╭─ DATA EXTRACT
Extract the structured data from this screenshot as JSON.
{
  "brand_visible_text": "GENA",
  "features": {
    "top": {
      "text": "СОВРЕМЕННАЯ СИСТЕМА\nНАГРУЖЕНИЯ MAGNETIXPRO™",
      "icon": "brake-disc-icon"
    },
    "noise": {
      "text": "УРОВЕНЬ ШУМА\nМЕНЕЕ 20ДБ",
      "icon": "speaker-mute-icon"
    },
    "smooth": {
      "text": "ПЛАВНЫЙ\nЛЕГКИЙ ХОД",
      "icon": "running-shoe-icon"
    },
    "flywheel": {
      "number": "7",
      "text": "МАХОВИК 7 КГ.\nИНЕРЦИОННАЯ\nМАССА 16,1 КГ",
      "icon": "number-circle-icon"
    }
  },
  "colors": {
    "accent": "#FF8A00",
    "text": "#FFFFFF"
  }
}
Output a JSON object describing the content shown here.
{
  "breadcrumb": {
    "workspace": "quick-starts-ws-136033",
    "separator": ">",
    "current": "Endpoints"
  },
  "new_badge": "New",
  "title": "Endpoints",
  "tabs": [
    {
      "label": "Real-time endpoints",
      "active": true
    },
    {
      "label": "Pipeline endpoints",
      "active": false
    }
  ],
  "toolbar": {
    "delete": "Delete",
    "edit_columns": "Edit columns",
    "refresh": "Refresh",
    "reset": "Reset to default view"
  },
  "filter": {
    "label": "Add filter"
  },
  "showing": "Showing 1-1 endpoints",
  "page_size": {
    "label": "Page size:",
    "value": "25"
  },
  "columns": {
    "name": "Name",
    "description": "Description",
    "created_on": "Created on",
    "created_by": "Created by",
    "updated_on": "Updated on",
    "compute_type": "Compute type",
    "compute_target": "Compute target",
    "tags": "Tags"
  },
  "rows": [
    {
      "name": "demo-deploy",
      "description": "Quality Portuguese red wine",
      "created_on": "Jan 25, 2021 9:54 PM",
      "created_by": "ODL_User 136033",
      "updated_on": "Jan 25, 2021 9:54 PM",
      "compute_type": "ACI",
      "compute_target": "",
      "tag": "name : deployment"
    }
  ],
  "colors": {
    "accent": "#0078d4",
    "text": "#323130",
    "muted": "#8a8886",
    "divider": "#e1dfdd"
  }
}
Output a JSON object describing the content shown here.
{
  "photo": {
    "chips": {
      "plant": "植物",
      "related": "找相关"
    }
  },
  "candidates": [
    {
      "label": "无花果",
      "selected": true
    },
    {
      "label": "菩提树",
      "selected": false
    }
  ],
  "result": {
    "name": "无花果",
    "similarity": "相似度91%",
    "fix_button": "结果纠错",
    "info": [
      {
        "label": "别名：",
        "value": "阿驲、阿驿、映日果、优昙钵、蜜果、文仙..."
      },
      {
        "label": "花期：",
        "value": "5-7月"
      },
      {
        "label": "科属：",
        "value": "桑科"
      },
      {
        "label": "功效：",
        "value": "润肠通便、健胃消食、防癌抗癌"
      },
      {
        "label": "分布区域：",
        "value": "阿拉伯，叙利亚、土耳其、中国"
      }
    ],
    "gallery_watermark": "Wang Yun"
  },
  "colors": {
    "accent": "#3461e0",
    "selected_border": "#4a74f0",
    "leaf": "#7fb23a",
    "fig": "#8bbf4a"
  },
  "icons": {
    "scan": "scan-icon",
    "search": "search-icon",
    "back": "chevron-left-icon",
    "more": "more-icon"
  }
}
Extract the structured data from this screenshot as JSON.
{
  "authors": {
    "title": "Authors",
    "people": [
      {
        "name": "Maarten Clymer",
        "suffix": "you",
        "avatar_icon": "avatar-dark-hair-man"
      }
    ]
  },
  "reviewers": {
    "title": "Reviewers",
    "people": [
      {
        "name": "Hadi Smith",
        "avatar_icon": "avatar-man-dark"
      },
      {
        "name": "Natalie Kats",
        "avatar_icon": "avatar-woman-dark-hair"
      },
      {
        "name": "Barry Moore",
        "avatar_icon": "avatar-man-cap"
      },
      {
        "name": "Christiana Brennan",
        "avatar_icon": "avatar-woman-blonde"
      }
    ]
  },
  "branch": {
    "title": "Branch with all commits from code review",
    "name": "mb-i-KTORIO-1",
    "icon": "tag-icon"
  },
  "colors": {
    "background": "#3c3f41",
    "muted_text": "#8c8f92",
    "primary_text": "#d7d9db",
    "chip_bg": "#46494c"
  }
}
╰─
→ GOAL:
Reproduce every line of the listing above in which the string "value" appears.

→ SOLUTION TO THIS TASK:
    "value": "25"
        "value": "阿驲、阿驿、映日果、优昙钵、蜜果、文仙..."
        "value": "5-7月"
        "value": "桑科"
        "value": "润肠通便、健胃消食、防癌抗癌"
        "value": "阿拉伯，叙利亚、土耳其、中国"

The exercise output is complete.